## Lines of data

## begin

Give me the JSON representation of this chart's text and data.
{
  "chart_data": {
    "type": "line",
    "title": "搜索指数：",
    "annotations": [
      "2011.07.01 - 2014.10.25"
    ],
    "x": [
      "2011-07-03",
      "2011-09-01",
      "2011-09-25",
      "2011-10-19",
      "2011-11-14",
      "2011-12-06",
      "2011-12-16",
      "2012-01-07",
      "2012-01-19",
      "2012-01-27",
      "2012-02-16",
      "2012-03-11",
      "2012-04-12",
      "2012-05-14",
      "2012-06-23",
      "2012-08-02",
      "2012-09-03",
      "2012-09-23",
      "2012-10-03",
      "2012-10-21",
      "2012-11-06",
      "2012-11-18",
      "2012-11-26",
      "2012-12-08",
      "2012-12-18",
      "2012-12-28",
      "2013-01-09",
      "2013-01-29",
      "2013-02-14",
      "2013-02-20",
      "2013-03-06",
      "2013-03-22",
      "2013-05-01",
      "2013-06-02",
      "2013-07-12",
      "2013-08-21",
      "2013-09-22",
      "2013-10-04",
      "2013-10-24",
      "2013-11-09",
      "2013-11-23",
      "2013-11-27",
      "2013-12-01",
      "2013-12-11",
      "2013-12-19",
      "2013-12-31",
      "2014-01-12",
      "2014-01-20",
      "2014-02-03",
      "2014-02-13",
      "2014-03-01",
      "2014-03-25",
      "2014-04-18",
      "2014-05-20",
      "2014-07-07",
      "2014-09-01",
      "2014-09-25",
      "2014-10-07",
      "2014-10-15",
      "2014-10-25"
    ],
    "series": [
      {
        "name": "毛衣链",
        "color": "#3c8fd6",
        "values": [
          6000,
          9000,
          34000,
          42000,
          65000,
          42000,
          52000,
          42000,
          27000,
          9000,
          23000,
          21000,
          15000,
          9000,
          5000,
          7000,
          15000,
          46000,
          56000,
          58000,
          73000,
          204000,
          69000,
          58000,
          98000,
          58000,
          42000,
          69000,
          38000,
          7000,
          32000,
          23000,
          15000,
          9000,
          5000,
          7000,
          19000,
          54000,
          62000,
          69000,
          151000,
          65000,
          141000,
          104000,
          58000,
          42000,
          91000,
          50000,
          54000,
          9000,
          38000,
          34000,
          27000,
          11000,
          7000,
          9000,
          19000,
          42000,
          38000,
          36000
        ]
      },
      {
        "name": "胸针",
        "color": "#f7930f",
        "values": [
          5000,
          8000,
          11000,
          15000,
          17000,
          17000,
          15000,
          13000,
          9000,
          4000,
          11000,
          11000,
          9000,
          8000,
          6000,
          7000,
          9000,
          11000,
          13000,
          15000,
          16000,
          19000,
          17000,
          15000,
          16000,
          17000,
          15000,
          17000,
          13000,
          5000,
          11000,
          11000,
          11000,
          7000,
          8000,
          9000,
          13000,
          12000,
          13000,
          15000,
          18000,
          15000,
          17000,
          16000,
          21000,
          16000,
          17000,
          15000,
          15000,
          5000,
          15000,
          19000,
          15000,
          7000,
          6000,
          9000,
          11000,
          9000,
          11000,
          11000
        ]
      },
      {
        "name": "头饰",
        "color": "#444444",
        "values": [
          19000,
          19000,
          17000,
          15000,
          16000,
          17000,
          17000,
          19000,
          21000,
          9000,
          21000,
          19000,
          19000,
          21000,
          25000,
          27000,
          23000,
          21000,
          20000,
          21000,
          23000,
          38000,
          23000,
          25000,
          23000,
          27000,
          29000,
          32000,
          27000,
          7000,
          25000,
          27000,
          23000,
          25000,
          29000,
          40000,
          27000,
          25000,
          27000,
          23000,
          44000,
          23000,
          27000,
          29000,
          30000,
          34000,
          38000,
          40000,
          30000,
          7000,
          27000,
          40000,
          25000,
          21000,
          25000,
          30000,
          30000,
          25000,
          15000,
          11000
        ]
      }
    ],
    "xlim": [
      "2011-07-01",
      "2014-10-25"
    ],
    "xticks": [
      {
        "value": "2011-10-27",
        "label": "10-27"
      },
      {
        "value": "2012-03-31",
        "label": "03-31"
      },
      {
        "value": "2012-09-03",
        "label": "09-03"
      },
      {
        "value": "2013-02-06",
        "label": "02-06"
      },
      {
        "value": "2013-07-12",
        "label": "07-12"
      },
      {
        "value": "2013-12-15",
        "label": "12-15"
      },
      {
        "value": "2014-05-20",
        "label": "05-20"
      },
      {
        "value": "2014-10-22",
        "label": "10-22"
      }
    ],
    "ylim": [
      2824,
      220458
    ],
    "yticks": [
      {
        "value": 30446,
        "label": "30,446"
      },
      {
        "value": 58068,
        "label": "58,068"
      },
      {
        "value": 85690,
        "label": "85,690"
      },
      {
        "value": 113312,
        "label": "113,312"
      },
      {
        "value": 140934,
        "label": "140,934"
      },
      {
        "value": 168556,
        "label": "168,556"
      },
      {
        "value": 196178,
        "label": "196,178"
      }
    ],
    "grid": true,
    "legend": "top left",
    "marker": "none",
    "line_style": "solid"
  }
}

## end

## Task goal
From the material given, work out how many lines hold the string "color"; state that number and nothing further.

## Correct output
3